## [Your objective]
Note each line that includes the word "JSON". Copy those lines.
** BEGIN Dataset excerpts **
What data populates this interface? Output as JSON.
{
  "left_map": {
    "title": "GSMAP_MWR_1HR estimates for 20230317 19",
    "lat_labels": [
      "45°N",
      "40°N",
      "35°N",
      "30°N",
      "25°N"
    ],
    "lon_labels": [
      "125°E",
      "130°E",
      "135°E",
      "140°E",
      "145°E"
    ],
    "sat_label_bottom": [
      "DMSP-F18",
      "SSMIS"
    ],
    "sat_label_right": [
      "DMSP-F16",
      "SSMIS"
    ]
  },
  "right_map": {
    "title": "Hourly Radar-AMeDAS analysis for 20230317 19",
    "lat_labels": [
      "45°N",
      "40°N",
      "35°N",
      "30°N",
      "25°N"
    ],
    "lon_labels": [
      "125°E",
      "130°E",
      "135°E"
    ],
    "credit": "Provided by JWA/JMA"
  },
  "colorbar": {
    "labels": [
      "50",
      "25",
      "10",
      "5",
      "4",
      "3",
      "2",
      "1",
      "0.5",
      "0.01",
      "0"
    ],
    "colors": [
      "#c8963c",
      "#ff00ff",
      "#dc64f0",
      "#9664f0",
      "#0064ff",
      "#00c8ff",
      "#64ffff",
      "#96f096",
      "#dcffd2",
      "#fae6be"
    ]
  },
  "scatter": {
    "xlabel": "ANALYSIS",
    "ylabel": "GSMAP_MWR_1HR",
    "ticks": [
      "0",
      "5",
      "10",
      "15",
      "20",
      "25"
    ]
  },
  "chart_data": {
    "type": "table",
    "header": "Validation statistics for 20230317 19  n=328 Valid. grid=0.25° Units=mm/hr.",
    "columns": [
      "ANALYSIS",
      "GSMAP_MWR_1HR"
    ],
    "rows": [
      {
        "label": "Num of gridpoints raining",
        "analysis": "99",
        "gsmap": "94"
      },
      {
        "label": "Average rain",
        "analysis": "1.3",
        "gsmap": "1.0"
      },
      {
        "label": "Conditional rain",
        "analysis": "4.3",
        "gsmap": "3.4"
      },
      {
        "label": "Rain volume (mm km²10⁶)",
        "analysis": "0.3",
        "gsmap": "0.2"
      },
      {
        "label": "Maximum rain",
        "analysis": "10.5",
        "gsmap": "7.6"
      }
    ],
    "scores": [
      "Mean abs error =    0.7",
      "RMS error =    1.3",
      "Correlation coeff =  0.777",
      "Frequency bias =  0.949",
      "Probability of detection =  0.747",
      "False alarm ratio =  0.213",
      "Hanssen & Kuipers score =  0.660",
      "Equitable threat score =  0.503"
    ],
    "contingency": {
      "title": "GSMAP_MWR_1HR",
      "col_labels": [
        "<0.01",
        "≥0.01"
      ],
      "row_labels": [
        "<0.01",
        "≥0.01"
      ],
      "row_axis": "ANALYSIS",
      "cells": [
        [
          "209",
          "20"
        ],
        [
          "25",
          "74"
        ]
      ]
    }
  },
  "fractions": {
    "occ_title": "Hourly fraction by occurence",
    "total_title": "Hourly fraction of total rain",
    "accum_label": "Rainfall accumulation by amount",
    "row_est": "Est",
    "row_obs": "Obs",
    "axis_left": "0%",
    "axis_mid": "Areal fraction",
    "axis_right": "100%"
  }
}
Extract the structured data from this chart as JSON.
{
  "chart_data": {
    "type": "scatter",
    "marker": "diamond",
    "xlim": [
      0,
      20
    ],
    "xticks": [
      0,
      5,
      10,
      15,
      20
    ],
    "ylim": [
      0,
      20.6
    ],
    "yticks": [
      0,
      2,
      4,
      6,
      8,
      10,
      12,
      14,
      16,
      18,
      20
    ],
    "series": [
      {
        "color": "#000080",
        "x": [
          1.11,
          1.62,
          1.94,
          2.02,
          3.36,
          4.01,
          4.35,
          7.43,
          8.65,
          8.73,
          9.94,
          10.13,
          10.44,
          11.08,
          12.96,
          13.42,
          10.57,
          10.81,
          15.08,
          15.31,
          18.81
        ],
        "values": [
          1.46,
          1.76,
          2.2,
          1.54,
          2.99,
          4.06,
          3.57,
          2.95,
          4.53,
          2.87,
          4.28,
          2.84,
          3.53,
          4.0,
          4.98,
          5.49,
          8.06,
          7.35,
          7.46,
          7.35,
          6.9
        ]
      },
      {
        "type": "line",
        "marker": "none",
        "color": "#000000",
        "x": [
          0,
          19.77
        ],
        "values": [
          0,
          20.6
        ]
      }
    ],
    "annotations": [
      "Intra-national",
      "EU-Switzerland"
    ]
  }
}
** END Dataset excerpts **
## [Response below]
What data populates this interface? Output as JSON.
Extract the structured data from this chart as JSON.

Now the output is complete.